Listed below are entries; give the number of lines among them that include "tumeur", and only that number.

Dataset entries
_____
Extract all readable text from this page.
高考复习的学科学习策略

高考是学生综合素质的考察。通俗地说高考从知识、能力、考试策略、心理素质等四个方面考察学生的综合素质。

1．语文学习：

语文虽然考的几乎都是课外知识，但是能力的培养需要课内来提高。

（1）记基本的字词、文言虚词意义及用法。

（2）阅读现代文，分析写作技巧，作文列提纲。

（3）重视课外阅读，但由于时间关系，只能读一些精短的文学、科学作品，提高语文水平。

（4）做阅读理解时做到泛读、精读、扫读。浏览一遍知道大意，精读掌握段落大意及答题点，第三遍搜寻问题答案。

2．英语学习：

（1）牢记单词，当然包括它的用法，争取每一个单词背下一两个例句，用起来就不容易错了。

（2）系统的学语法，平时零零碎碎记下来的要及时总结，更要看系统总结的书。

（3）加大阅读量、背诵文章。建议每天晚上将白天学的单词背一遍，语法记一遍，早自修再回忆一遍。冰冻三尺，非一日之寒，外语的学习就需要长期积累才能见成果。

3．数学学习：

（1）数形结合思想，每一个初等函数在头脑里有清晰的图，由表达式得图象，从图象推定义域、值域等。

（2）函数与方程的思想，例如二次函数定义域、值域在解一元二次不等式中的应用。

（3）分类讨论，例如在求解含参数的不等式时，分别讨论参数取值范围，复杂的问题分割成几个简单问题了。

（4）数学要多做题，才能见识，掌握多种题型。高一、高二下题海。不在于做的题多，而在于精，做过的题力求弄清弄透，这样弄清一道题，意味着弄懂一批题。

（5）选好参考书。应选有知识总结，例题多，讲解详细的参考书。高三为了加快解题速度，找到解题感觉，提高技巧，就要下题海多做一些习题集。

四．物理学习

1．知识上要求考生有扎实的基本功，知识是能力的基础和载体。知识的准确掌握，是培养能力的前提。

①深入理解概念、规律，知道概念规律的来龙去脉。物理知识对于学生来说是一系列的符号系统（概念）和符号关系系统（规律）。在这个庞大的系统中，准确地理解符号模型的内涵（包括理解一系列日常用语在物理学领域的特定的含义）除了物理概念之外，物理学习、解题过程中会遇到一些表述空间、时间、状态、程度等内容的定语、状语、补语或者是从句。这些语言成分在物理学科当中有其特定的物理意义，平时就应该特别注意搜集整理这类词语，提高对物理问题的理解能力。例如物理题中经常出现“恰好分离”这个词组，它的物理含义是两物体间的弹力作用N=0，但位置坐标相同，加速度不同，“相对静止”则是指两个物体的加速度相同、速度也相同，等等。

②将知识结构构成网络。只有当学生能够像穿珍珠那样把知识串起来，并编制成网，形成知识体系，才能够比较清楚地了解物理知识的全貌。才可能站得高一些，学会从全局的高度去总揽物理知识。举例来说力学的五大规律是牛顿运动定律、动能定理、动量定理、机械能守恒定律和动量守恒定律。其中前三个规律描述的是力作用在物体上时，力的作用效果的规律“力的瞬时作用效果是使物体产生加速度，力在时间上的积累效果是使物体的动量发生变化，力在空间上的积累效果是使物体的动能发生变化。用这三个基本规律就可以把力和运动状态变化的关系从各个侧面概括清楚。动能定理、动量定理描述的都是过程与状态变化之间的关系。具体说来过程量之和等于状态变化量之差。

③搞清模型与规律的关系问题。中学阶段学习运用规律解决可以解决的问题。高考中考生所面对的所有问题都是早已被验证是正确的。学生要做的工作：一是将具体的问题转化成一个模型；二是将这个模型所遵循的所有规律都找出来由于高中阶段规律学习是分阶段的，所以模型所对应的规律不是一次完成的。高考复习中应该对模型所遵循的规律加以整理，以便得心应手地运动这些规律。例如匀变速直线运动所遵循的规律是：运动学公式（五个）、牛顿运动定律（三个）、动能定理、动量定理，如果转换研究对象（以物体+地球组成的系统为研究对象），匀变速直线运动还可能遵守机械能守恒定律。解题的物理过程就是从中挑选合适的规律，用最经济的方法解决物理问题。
_____
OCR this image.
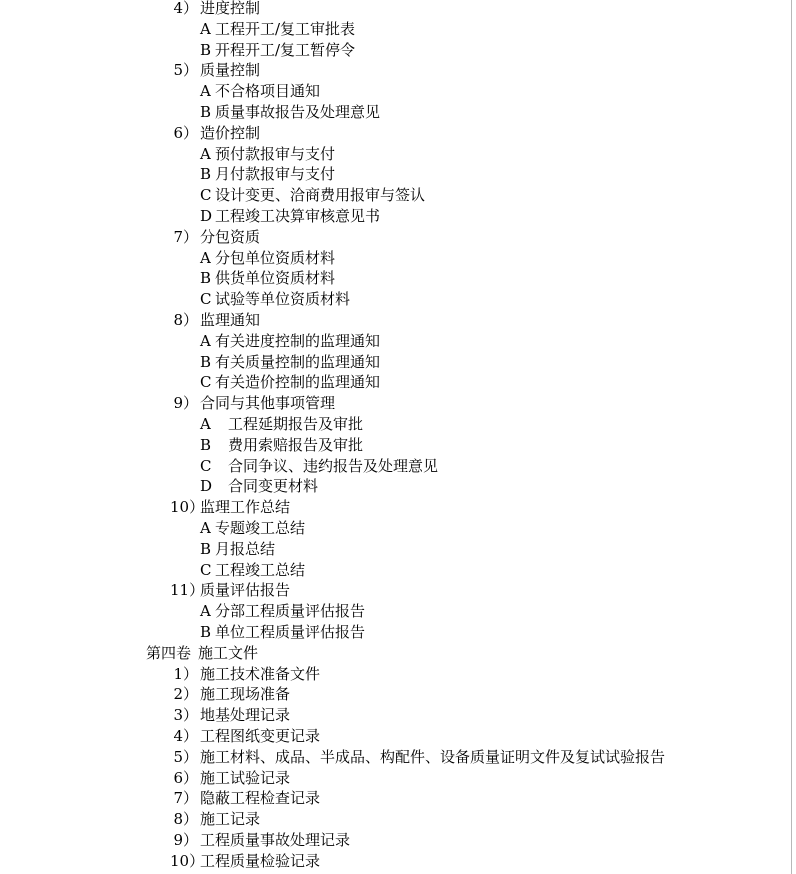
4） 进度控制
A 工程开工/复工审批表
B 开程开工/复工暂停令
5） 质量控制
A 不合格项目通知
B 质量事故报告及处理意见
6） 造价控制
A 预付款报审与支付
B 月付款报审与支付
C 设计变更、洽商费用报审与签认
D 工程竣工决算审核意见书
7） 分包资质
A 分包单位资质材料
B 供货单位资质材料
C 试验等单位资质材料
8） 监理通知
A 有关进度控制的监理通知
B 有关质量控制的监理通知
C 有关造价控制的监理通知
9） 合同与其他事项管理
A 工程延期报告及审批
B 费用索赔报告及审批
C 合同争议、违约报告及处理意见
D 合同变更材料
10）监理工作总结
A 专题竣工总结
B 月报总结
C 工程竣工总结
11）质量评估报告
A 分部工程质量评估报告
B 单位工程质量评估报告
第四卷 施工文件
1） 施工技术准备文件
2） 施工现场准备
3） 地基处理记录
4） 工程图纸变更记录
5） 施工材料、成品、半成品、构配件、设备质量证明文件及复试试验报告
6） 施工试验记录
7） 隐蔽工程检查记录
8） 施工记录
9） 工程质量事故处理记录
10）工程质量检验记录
_____
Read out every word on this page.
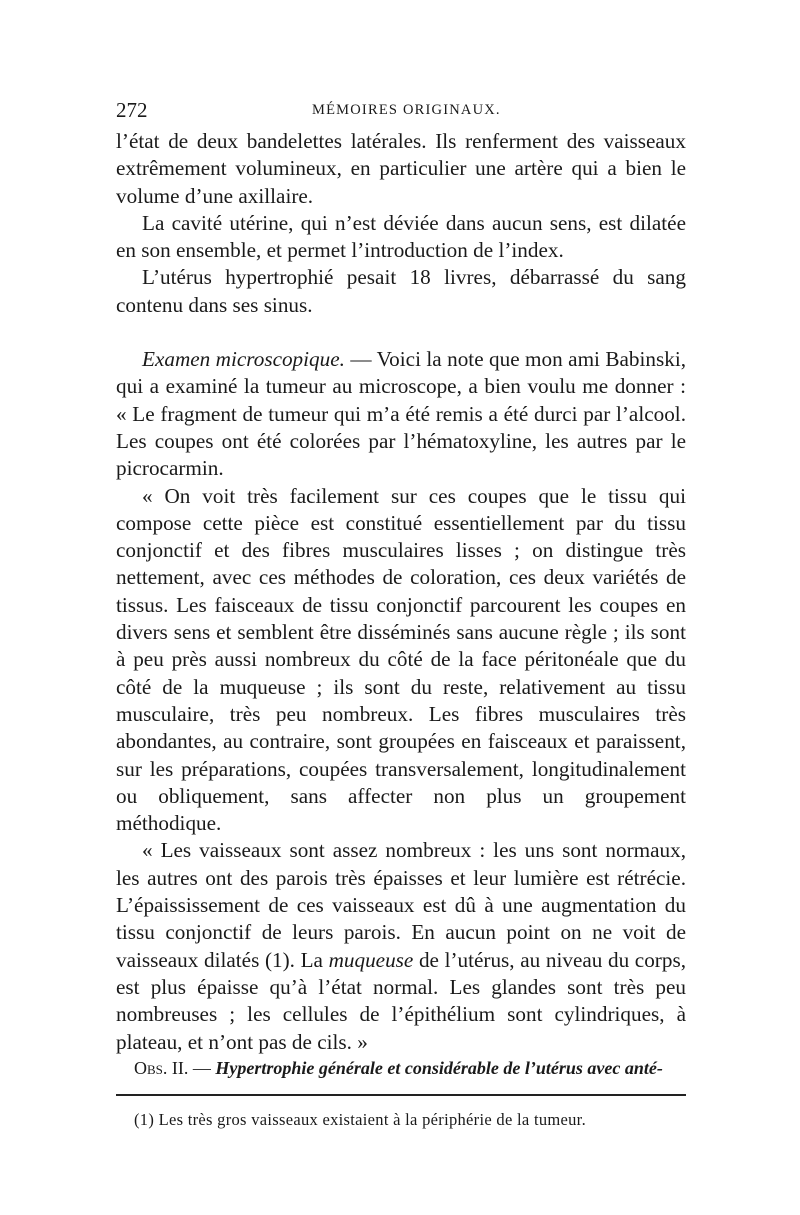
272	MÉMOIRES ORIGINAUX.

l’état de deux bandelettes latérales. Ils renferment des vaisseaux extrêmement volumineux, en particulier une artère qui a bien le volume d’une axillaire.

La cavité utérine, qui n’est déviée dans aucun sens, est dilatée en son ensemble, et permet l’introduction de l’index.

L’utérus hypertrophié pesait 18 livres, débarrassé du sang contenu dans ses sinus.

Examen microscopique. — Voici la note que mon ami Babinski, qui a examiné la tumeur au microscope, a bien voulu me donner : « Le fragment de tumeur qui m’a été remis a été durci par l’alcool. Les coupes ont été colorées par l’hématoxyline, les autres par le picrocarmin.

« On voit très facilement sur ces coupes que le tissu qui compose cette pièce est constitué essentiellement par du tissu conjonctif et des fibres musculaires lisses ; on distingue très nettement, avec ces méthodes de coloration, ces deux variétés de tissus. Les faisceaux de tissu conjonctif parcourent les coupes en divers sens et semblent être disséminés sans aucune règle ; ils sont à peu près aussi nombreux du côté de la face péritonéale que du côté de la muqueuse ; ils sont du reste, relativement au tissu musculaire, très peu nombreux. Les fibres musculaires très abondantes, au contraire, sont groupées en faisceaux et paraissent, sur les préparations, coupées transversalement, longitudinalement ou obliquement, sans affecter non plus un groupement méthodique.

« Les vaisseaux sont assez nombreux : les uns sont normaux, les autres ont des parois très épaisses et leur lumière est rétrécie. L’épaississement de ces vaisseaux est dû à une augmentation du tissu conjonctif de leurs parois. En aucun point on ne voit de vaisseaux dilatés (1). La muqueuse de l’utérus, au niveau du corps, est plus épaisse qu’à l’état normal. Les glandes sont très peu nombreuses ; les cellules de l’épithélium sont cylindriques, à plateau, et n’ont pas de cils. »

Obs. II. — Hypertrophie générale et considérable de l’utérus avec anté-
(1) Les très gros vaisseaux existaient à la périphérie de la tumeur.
_____
*Response to this task*: 2